### REQUIRED WORK
Find all lines in the records that include the word "Neutraubling", and copy them out.

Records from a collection
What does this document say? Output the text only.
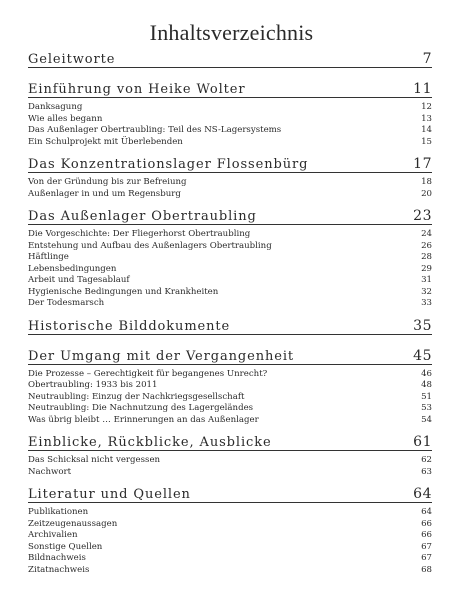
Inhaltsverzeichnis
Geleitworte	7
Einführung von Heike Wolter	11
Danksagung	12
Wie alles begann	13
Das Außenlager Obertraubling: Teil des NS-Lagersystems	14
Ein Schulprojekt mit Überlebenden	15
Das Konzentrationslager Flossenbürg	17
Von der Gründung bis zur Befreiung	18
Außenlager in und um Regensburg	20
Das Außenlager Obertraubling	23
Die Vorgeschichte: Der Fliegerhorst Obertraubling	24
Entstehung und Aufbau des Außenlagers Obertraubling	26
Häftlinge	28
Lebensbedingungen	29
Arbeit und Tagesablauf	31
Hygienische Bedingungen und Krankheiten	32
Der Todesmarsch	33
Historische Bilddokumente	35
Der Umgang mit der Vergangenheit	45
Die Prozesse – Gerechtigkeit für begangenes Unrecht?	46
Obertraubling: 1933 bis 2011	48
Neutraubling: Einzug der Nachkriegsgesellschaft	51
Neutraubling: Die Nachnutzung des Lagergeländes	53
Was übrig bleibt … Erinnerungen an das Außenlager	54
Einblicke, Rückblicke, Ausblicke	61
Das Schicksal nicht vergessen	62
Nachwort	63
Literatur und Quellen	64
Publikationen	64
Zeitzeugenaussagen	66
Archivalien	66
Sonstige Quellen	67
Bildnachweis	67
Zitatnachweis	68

### RESULT OF THIS EXERCISE
Neutraubling: Einzug der Nachkriegsgesellschaft	51
Neutraubling: Die Nachnutzung des Lagergeländes	53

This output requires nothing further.